===== GIVEN INFORMATION =====

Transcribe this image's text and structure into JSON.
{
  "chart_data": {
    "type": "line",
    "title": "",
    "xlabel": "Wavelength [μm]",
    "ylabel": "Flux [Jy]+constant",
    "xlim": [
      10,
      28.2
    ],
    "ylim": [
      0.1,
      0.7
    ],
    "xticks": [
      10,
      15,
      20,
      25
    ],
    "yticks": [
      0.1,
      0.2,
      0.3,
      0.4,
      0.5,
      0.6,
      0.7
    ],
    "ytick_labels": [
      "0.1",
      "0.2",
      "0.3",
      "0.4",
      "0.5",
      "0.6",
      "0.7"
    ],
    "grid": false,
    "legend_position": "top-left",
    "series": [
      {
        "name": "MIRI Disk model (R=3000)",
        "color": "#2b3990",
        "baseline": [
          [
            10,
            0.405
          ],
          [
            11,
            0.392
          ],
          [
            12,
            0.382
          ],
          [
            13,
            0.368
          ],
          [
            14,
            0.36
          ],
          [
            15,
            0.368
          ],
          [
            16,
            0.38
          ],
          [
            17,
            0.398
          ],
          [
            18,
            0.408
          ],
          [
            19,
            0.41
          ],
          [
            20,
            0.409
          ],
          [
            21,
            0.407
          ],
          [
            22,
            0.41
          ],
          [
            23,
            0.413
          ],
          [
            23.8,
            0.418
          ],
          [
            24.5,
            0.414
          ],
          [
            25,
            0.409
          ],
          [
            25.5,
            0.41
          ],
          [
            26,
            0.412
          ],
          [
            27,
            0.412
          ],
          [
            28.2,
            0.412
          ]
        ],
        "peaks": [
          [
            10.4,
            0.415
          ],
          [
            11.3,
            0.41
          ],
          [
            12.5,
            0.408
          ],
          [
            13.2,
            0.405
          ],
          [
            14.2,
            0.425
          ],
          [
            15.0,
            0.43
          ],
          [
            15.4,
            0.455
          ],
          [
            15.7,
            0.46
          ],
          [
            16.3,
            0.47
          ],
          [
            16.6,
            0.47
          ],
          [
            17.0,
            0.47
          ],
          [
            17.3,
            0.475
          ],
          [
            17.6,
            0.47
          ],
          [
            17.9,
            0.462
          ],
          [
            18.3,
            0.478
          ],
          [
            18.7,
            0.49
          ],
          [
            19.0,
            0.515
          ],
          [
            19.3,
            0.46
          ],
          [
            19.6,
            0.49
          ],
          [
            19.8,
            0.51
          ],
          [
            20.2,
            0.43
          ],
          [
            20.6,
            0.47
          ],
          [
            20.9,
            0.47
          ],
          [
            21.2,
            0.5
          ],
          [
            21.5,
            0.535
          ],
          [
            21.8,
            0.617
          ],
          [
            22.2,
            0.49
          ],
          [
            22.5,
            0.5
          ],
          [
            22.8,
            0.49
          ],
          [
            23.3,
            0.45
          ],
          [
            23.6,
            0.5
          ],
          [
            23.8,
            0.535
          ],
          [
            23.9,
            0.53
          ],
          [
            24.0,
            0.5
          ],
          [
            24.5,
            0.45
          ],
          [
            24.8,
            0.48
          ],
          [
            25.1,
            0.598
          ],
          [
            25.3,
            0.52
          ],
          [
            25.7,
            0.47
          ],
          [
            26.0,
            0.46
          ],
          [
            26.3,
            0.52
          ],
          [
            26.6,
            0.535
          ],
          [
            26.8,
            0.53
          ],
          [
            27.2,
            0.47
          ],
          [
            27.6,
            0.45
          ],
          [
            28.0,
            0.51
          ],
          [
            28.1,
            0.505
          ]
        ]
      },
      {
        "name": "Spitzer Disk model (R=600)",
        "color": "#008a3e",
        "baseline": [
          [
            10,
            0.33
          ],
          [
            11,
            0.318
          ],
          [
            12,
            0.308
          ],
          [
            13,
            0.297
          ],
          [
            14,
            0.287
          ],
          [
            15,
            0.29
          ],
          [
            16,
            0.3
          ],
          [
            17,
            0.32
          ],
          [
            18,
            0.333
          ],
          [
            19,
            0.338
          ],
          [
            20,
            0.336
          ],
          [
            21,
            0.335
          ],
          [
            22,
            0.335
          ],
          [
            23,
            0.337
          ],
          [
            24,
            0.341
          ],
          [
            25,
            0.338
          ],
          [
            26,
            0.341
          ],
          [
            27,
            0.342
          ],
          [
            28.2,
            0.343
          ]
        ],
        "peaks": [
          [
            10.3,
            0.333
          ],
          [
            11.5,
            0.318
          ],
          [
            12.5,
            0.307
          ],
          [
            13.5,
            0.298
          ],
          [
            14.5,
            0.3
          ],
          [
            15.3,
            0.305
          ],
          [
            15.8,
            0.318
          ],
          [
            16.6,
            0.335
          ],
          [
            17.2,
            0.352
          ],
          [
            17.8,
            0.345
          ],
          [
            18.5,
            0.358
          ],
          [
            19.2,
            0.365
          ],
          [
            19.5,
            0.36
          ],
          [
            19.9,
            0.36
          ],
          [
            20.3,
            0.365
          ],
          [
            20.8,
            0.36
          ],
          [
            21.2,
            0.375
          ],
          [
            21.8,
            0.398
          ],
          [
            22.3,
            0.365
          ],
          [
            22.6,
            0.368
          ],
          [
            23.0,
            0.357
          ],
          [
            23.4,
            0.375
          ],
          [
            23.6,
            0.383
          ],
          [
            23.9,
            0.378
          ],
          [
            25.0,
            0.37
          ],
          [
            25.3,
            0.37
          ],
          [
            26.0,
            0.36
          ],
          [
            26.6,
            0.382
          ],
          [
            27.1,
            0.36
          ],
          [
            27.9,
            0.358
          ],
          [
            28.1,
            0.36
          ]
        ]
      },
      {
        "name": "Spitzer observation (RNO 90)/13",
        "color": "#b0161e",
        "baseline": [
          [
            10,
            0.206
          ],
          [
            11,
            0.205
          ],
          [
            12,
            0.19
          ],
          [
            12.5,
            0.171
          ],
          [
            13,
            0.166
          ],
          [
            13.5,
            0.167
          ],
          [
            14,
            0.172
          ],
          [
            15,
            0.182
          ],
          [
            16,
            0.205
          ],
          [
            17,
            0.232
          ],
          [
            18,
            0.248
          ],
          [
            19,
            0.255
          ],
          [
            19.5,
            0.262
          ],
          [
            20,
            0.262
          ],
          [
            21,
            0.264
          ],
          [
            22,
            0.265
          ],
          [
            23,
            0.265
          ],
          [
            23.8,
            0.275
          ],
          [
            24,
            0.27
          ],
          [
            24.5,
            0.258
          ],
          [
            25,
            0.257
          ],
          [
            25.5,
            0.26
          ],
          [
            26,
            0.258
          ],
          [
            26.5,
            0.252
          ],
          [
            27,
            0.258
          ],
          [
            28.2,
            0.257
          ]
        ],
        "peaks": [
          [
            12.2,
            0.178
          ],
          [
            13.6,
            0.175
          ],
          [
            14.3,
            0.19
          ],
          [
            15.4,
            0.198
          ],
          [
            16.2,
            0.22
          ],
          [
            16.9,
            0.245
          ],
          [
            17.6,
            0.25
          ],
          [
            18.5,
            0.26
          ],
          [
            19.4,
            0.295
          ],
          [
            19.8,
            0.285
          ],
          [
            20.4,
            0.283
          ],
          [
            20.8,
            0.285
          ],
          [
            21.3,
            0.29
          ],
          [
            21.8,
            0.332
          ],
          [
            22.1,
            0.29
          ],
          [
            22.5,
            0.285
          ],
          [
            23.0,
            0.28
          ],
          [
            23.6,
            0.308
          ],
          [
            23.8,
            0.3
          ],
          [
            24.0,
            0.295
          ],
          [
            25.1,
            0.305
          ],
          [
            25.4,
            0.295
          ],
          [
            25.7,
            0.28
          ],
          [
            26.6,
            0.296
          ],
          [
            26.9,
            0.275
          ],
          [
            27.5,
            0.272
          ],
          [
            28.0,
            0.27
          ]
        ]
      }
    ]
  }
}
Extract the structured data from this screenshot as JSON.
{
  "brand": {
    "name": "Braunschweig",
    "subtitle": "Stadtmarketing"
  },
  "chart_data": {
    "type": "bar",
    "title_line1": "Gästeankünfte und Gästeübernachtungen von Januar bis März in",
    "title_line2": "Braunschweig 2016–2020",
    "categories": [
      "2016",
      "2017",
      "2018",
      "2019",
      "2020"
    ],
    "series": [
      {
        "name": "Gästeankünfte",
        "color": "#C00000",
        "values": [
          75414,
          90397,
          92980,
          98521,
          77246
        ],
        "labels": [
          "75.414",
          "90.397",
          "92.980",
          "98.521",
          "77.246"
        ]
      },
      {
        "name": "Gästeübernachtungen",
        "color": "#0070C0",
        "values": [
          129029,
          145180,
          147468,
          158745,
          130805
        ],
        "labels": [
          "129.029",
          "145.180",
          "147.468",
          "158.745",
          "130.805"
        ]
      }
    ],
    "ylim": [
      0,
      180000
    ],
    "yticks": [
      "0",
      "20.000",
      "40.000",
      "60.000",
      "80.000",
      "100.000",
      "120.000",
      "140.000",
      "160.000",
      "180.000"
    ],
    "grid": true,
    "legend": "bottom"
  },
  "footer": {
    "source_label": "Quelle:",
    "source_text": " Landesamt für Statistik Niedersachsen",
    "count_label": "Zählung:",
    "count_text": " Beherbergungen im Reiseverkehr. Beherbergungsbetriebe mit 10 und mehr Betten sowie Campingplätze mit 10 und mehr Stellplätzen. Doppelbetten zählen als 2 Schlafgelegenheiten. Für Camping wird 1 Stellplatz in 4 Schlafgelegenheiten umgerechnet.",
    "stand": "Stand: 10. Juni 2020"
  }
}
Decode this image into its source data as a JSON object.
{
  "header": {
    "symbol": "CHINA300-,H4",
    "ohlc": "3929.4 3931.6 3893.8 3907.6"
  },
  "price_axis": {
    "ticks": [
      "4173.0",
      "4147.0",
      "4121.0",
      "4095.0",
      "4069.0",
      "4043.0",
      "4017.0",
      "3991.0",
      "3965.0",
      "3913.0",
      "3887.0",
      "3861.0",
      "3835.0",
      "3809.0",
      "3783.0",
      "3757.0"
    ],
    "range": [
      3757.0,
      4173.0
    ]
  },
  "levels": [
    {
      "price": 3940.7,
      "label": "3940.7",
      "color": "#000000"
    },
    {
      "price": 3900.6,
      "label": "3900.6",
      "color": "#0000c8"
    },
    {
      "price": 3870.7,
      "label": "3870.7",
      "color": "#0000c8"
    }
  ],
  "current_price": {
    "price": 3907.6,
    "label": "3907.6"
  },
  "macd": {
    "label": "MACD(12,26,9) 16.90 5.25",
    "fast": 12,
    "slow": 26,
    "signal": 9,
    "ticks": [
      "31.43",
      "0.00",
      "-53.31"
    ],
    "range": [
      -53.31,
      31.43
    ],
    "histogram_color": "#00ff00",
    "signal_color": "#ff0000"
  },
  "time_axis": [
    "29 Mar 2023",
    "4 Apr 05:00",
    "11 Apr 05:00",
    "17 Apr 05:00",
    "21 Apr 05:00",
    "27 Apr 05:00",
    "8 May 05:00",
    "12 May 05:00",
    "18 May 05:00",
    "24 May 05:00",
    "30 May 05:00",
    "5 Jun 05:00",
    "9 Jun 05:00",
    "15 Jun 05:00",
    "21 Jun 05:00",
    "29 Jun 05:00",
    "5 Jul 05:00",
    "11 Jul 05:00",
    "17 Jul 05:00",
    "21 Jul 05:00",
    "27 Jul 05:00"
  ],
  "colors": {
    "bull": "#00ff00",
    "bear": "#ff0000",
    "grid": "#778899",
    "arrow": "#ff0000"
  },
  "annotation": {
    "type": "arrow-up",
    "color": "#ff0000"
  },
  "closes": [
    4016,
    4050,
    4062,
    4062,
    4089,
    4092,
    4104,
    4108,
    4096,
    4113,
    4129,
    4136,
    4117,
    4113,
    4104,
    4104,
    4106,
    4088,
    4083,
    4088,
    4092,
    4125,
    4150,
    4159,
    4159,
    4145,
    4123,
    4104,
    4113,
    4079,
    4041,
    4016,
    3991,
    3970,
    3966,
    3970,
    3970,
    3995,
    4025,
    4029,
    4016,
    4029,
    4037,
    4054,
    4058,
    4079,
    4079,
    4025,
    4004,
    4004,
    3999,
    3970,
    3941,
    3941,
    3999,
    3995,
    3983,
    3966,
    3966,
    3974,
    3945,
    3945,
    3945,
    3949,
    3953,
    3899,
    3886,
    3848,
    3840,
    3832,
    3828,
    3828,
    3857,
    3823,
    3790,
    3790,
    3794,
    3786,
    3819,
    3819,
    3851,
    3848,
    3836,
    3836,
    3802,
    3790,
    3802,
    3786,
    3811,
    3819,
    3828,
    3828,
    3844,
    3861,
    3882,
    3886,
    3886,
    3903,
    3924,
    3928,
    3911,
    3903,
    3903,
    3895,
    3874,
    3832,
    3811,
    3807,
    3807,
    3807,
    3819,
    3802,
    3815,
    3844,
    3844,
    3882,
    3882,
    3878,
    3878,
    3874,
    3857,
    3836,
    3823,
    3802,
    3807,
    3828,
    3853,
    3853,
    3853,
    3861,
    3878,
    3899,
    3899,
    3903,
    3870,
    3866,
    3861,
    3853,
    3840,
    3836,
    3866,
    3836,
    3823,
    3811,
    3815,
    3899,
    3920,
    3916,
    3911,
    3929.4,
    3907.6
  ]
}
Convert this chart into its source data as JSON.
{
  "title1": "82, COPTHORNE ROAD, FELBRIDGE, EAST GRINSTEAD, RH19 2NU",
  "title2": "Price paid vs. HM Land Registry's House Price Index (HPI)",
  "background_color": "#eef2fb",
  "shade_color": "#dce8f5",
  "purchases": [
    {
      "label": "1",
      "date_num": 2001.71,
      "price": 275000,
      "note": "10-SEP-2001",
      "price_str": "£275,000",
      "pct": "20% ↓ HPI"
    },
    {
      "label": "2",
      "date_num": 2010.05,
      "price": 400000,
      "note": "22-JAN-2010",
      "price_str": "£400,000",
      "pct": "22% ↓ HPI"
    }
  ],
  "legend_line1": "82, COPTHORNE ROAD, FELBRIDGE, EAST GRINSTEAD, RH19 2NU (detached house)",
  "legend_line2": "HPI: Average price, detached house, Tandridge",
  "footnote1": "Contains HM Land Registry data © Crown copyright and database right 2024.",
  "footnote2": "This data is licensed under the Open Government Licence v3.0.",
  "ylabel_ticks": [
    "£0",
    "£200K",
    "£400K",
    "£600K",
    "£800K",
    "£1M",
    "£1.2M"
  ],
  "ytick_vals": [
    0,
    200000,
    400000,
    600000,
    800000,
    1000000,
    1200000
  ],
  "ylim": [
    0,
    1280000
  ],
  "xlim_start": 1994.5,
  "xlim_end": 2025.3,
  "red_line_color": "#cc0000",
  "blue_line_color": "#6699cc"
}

=====

▶ WHAT THIS TASK INVOLVES
What is the number of lines in the records that contain the string "model"? Give only that number.

▶ FINISHED ANSWER
2